- TASK STATEMENT -
Each line that holds the word "Accuracy" counts once; report how many lines do so and nothing else.
— start of DATA LISTING —
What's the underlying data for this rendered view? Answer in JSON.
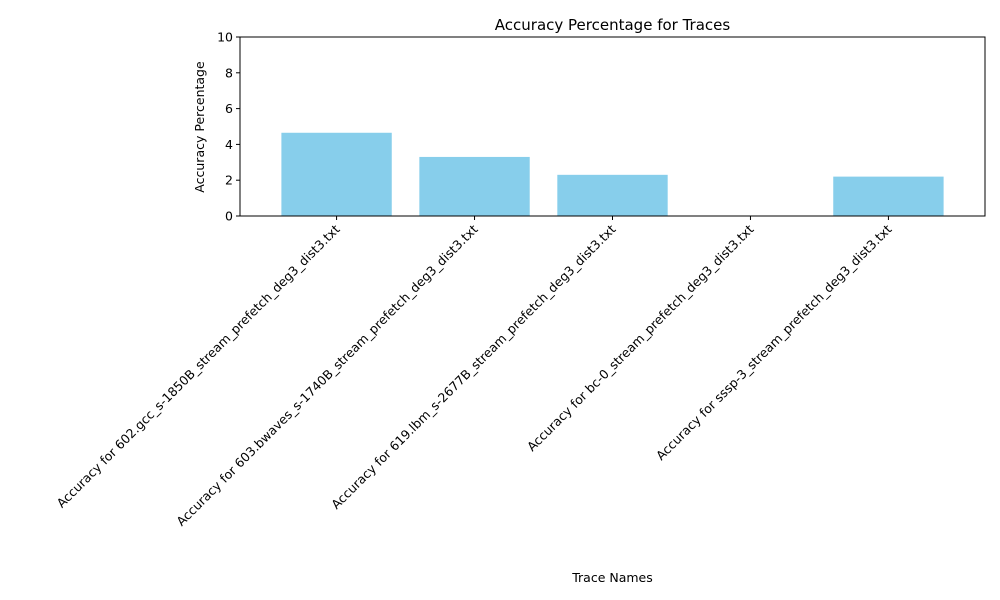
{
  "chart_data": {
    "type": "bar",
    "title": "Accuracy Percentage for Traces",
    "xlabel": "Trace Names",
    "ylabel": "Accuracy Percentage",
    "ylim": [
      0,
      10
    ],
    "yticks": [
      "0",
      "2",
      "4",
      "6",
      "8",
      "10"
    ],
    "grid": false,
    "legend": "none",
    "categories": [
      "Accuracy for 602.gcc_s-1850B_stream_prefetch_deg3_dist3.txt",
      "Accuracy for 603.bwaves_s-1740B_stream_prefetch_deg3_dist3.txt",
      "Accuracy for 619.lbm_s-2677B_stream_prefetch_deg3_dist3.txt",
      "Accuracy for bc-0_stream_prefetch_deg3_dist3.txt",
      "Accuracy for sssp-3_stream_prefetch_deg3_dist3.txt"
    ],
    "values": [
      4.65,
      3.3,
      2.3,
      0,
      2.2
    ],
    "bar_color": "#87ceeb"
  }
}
— end of DATA LISTING —
— start of DATA LISTING —
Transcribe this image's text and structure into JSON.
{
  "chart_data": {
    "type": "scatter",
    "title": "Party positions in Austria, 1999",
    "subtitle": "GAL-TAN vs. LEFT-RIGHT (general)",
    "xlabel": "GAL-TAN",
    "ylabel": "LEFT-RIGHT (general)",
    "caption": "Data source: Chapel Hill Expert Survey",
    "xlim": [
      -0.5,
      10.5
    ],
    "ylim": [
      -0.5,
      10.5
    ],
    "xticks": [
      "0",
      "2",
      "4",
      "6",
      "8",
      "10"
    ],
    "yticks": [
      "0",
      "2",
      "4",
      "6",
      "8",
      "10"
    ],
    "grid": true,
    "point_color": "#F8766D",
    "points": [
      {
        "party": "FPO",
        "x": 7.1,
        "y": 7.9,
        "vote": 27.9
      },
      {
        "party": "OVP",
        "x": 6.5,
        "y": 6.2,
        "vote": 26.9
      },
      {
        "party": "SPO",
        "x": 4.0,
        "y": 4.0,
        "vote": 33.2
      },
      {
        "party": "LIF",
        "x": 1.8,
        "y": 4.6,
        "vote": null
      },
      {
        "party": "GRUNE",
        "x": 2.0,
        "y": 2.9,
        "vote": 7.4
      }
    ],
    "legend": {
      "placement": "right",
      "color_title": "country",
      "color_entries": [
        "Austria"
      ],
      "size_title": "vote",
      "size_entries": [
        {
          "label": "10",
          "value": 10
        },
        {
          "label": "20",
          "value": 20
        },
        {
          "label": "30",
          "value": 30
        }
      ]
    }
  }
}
— end of DATA LISTING —
- CORRECT RESULT -
7